> A run of records
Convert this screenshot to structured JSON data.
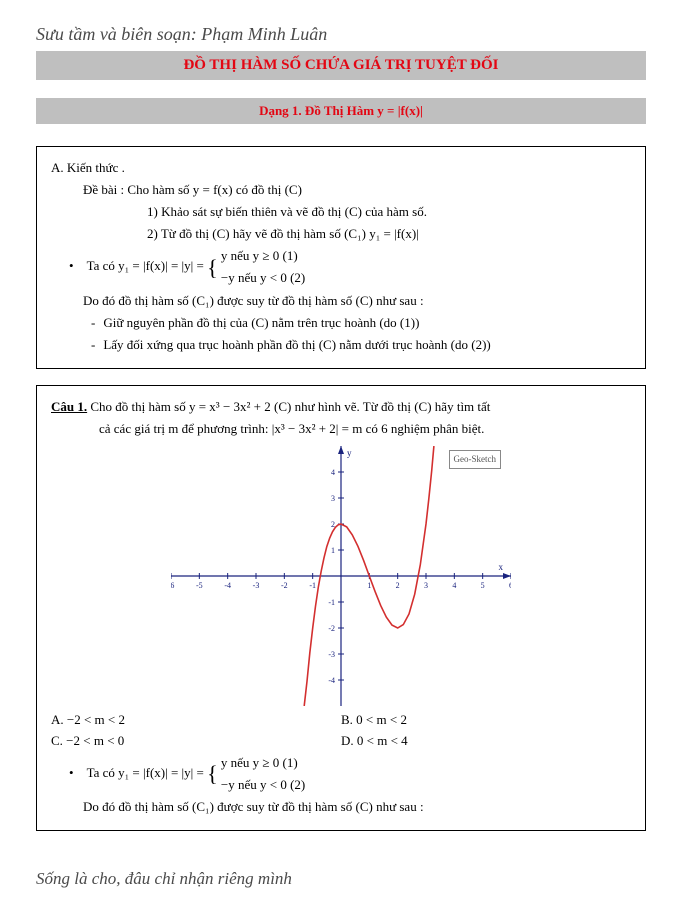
{
  "header_script": "Sưu tầm và biên soạn: Phạm Minh Luân",
  "title": "ĐỒ THỊ HÀM SỐ CHỨA GIÁ TRỊ TUYỆT ĐỐI",
  "subtitle": "Dạng 1. Đồ Thị Hàm y = |f(x)|",
  "box1": {
    "a_label": "A.  Kiến thức .",
    "debai": "Đề bài : Cho hàm số  y = f(x)  có đồ thị (C)",
    "line1": "1) Khảo sát sự biến thiên và vẽ đồ thị (C) của hàm số.",
    "line2": "2) Từ đồ thị (C) hãy vẽ đồ thị hàm số (C₁)   y₁ = |f(x)|",
    "taco_prefix": "Ta có   y₁ = |f(x)| = |y| = ",
    "piece_top": "y nếu y ≥ 0      (1)",
    "piece_bot": "−y nếu y < 0     (2)",
    "dodo": "Do đó đồ thị hàm số (C₁) được suy từ đồ thị hàm số (C) như sau :",
    "dash1": "Giữ nguyên phần đồ thị của (C) nằm trên trục hoành  (do (1))",
    "dash2": "Lấy đối xứng qua trục hoành phần đồ thị (C) nằm dưới trục hoành  (do (2))"
  },
  "box2": {
    "cau_label": "Câu 1.",
    "cau_text_a": "  Cho đồ thị hàm số y = x³ − 3x² + 2  (C) như hình vẽ. Từ đồ thị (C) hãy tìm tất",
    "cau_text_b": "cả các giá trị m để phương trình:  |x³ − 3x² + 2| = m  có 6 nghiệm phân biệt.",
    "answers": {
      "A": "A.  −2 < m < 2",
      "B": "B.  0 < m < 2",
      "C": "C.  −2 < m < 0",
      "D": "D.  0 < m < 4"
    },
    "taco_prefix": "Ta có   y₁ = |f(x)| = |y| = ",
    "piece_top": "y nếu y ≥ 0      (1)",
    "piece_bot": "−y nếu y < 0     (2)",
    "dodo": "Do đó đồ thị hàm số (C₁) được suy từ đồ thị hàm số (C) như sau :"
  },
  "chart": {
    "legend_text": "Geo-Sketch",
    "x_range": [
      -6,
      6
    ],
    "y_range": [
      -5,
      5
    ],
    "x_ticks": [
      -6,
      -5,
      -4,
      -3,
      -2,
      -1,
      1,
      2,
      3,
      4,
      5,
      6
    ],
    "y_ticks": [
      -4,
      -3,
      -2,
      -1,
      1,
      2,
      3,
      4
    ],
    "axis_color": "#1a237e",
    "tick_label_color": "#1a237e",
    "tick_fontsize": 8,
    "axis_label_fontsize": 9,
    "curve_color": "#d32f2f",
    "curve_width": 1.6,
    "background": "#ffffff",
    "curve_points": [
      [
        -1.3,
        -5.0
      ],
      [
        -1.2,
        -4.05
      ],
      [
        -1.1,
        -2.96
      ],
      [
        -1.0,
        -2.0
      ],
      [
        -0.9,
        -1.16
      ],
      [
        -0.8,
        -0.43
      ],
      [
        -0.7,
        0.19
      ],
      [
        -0.6,
        0.7
      ],
      [
        -0.5,
        1.13
      ],
      [
        -0.4,
        1.46
      ],
      [
        -0.3,
        1.7
      ],
      [
        -0.2,
        1.87
      ],
      [
        -0.1,
        1.97
      ],
      [
        0.0,
        2.0
      ],
      [
        0.2,
        1.89
      ],
      [
        0.4,
        1.58
      ],
      [
        0.6,
        1.14
      ],
      [
        0.8,
        0.59
      ],
      [
        1.0,
        0.0
      ],
      [
        1.2,
        -0.59
      ],
      [
        1.4,
        -1.14
      ],
      [
        1.6,
        -1.58
      ],
      [
        1.8,
        -1.89
      ],
      [
        2.0,
        -2.0
      ],
      [
        2.2,
        -1.87
      ],
      [
        2.4,
        -1.46
      ],
      [
        2.6,
        -0.7
      ],
      [
        2.8,
        0.43
      ],
      [
        3.0,
        2.0
      ],
      [
        3.1,
        2.96
      ],
      [
        3.2,
        4.05
      ],
      [
        3.28,
        5.0
      ]
    ]
  },
  "footer_script": "Sống là cho, đâu chỉ nhận riêng mình"
}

> Problem
Count every line of the material above that holds the string "trục", then state only the total.

> Response to the exercise
2